### Your task
Every line containing the word "Minimally" needs to be found and copied.

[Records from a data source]
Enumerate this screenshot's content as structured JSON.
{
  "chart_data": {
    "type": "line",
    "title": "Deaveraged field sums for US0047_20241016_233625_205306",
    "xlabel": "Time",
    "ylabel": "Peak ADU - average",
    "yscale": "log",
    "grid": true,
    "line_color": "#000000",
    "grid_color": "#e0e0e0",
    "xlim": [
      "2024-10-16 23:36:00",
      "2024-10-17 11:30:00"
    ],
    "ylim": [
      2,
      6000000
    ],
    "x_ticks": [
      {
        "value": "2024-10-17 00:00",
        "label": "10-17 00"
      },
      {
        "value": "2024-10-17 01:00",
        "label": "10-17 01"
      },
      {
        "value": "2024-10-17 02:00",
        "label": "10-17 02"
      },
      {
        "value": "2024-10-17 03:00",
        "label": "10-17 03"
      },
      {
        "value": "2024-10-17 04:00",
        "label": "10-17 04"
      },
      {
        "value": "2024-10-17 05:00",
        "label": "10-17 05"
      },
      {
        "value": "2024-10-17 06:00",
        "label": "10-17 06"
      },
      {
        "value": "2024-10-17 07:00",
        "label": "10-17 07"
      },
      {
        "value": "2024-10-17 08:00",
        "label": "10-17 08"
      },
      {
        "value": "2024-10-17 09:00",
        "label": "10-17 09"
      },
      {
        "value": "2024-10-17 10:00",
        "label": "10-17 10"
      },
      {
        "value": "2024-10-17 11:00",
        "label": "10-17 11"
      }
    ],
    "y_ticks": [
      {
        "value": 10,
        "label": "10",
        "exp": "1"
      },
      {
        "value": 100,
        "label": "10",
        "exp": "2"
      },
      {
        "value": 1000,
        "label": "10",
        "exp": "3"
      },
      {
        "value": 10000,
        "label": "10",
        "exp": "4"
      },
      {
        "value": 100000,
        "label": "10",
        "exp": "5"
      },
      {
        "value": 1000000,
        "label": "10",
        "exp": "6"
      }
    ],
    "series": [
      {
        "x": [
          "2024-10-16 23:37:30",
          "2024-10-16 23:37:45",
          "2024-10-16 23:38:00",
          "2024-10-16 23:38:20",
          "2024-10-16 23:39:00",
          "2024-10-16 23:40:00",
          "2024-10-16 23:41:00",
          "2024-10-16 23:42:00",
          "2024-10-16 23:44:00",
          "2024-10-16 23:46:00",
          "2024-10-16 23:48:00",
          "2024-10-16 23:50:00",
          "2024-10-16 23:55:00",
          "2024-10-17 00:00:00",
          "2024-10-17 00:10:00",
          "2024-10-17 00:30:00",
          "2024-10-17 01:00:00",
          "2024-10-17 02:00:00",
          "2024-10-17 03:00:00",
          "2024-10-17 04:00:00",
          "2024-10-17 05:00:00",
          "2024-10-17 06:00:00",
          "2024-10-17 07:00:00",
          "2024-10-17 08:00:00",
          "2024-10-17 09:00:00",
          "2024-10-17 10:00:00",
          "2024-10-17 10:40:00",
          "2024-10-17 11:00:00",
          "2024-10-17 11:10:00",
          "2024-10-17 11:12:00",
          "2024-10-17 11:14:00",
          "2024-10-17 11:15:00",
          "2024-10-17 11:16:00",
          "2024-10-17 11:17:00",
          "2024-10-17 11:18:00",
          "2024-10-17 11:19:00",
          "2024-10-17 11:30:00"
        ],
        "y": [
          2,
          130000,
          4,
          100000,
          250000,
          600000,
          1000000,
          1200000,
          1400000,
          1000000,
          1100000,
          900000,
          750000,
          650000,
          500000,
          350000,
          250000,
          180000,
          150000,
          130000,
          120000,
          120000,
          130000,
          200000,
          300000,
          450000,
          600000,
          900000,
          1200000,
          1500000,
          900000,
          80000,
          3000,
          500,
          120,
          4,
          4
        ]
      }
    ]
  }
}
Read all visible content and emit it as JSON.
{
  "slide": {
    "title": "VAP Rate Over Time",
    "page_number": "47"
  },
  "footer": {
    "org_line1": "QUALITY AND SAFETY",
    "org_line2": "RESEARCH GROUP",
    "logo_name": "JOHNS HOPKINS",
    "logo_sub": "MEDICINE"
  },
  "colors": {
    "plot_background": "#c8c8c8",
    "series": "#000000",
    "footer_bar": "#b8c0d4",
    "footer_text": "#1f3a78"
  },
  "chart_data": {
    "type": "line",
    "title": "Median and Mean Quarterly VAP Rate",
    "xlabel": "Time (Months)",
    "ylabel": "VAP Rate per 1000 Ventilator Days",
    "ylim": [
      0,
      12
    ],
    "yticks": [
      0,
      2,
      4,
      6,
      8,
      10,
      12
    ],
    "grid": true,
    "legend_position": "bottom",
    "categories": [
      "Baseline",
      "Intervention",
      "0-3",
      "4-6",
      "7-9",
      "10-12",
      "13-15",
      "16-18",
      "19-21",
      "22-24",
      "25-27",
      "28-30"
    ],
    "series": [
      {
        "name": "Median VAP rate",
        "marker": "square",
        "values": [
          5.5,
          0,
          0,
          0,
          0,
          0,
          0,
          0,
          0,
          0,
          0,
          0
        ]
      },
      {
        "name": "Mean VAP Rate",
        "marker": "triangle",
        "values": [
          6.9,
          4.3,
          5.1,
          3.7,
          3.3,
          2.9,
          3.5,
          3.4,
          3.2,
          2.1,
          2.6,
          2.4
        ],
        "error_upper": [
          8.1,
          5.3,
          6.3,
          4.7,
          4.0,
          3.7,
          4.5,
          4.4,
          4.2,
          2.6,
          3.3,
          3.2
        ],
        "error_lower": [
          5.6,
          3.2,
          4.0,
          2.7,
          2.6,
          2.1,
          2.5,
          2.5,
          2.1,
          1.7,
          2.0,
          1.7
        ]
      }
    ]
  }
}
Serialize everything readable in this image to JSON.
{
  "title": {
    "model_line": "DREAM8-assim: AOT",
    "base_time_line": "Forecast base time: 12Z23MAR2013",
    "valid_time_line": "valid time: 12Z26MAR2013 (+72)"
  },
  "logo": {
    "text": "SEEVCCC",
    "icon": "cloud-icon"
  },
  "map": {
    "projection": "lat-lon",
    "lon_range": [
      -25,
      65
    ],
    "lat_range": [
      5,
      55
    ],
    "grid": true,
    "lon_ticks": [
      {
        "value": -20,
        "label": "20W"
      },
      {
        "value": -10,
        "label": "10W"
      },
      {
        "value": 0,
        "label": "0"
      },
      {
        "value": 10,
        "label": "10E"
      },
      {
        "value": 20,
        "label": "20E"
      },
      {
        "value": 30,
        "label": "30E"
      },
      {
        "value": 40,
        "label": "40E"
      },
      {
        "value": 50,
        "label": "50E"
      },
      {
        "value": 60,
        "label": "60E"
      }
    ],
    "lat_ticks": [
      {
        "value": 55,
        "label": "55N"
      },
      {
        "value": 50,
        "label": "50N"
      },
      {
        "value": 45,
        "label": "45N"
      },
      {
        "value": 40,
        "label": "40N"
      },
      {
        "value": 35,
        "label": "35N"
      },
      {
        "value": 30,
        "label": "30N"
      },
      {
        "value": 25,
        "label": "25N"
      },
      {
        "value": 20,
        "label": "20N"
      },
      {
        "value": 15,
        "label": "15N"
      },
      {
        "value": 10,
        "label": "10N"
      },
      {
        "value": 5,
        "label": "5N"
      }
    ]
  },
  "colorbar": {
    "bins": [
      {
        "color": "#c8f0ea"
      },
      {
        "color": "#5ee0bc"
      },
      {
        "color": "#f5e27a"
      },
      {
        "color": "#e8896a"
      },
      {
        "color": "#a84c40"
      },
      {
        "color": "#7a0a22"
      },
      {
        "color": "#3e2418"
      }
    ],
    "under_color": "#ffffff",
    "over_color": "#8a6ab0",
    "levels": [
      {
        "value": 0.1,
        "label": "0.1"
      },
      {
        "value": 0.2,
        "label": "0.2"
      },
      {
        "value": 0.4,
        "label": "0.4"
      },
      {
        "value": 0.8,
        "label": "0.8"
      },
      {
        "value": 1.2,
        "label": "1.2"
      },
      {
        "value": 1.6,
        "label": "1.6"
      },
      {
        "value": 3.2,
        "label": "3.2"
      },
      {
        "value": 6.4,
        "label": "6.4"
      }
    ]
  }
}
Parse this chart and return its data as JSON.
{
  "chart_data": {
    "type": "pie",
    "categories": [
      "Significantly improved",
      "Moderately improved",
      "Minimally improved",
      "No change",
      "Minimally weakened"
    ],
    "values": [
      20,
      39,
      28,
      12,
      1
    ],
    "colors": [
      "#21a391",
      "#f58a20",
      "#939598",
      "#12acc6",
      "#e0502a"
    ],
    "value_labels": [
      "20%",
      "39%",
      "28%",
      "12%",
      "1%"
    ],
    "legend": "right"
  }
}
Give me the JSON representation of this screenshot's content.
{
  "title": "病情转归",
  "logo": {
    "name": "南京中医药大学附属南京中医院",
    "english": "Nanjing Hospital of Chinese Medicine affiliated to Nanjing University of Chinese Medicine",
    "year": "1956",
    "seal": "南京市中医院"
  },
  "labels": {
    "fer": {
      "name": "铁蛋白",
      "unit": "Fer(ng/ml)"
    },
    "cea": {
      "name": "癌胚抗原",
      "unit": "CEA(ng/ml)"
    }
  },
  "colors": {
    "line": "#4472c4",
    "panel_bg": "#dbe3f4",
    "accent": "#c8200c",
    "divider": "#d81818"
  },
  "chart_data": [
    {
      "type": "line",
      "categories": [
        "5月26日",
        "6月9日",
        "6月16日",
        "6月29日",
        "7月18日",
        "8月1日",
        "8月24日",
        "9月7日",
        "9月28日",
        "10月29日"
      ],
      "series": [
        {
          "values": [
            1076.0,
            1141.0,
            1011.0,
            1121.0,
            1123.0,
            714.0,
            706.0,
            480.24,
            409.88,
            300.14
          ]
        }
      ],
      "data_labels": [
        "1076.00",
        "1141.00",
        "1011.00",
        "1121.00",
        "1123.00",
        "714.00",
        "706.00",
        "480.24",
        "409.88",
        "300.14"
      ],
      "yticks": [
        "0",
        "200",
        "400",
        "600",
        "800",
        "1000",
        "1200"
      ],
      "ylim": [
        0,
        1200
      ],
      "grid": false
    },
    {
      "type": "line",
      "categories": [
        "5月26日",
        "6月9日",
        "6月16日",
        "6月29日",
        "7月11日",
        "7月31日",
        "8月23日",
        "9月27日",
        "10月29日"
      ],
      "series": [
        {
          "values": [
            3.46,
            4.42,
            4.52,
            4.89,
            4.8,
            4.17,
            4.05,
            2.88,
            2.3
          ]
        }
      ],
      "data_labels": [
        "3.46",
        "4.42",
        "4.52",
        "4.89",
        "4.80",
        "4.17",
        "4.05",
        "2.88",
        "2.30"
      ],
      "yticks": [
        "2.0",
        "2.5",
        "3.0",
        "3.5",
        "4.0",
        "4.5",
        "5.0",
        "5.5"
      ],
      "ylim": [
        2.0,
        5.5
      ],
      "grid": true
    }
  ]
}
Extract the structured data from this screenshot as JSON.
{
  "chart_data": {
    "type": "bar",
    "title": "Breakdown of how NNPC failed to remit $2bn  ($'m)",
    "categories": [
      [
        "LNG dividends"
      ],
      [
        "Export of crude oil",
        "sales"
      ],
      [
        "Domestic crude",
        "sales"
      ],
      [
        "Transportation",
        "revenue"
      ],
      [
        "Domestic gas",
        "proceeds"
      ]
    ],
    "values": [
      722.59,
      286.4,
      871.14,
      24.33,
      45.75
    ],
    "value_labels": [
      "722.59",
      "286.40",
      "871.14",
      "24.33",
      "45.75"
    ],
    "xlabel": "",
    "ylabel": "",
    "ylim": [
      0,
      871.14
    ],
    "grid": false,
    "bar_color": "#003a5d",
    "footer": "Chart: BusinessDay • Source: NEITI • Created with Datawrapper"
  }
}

### Written answer
      "Minimally improved",
      "Minimally weakened"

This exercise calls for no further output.